▶ _The problem_
Output the data below exactly.

[Stored entries]
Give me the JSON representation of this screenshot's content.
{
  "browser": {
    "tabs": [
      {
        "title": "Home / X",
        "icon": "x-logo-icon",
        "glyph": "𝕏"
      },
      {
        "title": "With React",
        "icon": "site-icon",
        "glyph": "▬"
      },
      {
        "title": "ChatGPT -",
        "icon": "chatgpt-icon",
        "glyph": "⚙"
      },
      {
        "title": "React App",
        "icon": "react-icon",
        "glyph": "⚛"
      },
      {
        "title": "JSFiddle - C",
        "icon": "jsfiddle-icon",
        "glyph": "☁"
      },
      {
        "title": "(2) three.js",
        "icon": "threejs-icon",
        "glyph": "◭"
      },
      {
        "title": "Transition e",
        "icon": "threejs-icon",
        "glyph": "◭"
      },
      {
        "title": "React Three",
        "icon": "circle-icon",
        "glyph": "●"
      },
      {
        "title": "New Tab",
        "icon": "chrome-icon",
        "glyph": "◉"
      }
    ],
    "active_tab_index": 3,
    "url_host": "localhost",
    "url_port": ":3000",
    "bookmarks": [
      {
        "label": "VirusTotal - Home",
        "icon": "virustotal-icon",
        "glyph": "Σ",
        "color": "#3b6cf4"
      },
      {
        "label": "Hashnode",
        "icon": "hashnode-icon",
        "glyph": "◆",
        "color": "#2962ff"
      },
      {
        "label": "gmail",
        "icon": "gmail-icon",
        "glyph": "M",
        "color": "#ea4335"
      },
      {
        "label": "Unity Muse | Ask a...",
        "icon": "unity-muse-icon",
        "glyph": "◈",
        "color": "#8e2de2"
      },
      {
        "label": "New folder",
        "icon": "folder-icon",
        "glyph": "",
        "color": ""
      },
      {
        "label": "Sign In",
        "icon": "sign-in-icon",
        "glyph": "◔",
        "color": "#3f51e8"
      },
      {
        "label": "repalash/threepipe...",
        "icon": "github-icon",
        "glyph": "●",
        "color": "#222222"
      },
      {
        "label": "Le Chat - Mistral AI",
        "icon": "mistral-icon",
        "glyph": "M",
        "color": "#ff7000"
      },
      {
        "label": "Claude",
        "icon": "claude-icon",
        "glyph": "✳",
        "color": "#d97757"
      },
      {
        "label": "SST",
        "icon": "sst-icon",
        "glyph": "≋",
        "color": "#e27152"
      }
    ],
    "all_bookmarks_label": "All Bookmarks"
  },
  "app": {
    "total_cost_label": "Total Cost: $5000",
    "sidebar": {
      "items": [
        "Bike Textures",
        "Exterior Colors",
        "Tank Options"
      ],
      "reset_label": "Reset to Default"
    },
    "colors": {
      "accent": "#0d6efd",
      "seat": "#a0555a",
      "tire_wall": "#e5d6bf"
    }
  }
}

▶ _Answer space_
Give me the JSON representation of this screenshot's content.
{
  "browser": {
    "tabs": [
      {
        "title": "Home / X",
        "icon": "x-logo-icon",
        "glyph": "𝕏"
      },
      {
        "title": "With React",
        "icon": "site-icon",
        "glyph": "▬"
      },
      {
        "title": "ChatGPT -",
        "icon": "chatgpt-icon",
        "glyph": "⚙"
      },
      {
        "title": "React App",
        "icon": "react-icon",
        "glyph": "⚛"
      },
      {
        "title": "JSFiddle - C",
        "icon": "jsfiddle-icon",
        "glyph": "☁"
      },
      {
        "title": "(2) three.js",
        "icon": "threejs-icon",
        "glyph": "◭"
      },
      {
        "title": "Transition e",
        "icon": "threejs-icon",
        "glyph": "◭"
      },
      {
        "title": "React Three",
        "icon": "circle-icon",
        "glyph": "●"
      },
      {
        "title": "New Tab",
        "icon": "chrome-icon",
        "glyph": "◉"
      }
    ],
    "active_tab_index": 3,
    "url_host": "localhost",
    "url_port": ":3000",
    "bookmarks": [
      {
        "label": "VirusTotal - Home",
        "icon": "virustotal-icon",
        "glyph": "Σ",
        "color": "#3b6cf4"
      },
      {
        "label": "Hashnode",
        "icon": "hashnode-icon",
        "glyph": "◆",
        "color": "#2962ff"
      },
      {
        "label": "gmail",
        "icon": "gmail-icon",
        "glyph": "M",
        "color": "#ea4335"
      },
      {
        "label": "Unity Muse | Ask a...",
        "icon": "unity-muse-icon",
        "glyph": "◈",
        "color": "#8e2de2"
      },
      {
        "label": "New folder",
        "icon": "folder-icon",
        "glyph": "",
        "color": ""
      },
      {
        "label": "Sign In",
        "icon": "sign-in-icon",
        "glyph": "◔",
        "color": "#3f51e8"
      },
      {
        "label": "repalash/threepipe...",
        "icon": "github-icon",
        "glyph": "●",
        "color": "#222222"
      },
      {
        "label": "Le Chat - Mistral AI",
        "icon": "mistral-icon",
        "glyph": "M",
        "color": "#ff7000"
      },
      {
        "label": "Claude",
        "icon": "claude-icon",
        "glyph": "✳",
        "color": "#d97757"
      },
      {
        "label": "SST",
        "icon": "sst-icon",
        "glyph": "≋",
        "color": "#e27152"
      }
    ],
    "all_bookmarks_label": "All Bookmarks"
  },
  "app": {
    "total_cost_label": "Total Cost: $5000",
    "sidebar": {
      "items": [
        "Bike Textures",
        "Exterior Colors",
        "Tank Options"
      ],
      "reset_label": "Reset to Default"
    },
    "colors": {
      "accent": "#0d6efd",
      "seat": "#a0555a",
      "tire_wall": "#e5d6bf"
    }
  }
}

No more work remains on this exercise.